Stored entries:

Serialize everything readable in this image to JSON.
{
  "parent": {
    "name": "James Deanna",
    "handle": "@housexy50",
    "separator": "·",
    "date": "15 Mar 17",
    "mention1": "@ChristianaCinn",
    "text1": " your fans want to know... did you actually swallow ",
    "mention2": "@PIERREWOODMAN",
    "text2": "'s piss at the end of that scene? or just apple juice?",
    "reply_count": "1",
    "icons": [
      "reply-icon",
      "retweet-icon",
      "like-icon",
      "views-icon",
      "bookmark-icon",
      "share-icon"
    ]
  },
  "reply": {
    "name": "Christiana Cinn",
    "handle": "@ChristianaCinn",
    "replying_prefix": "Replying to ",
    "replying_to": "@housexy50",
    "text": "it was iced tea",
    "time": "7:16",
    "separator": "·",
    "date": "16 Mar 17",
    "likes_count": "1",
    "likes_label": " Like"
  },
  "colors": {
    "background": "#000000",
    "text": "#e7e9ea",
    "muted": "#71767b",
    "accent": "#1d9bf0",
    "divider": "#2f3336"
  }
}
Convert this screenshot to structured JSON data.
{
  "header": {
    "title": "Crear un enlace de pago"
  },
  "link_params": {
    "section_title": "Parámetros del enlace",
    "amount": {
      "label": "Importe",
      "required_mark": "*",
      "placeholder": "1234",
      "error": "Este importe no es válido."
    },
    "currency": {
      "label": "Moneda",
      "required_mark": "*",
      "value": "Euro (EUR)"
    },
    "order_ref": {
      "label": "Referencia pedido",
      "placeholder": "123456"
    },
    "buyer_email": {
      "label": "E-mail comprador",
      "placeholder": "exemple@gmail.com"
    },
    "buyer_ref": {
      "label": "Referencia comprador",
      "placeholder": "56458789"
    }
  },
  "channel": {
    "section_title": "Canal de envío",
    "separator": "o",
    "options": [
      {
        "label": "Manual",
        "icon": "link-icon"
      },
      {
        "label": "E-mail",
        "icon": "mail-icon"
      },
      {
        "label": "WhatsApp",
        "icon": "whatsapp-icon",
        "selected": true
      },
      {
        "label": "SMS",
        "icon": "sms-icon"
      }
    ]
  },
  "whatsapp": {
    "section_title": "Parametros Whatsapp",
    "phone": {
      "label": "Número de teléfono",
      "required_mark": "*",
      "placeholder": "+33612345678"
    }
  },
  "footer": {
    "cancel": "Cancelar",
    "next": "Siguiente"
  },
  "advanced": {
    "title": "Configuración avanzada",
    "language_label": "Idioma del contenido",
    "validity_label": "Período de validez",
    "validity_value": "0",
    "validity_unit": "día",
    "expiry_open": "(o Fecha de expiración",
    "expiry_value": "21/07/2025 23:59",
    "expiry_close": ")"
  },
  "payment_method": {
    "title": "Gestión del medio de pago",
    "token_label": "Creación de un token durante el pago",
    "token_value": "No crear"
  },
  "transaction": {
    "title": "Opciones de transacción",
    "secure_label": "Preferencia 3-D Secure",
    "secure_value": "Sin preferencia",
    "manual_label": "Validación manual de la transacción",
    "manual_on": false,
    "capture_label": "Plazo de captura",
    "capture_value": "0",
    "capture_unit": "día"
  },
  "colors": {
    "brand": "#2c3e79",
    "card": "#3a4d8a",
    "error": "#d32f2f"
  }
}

* EXERCISE REQUIREMENTS: Of all the lines in the material above, how many contain the word "pago"? Give only the count.

* ANSWER TO THE TASK: 3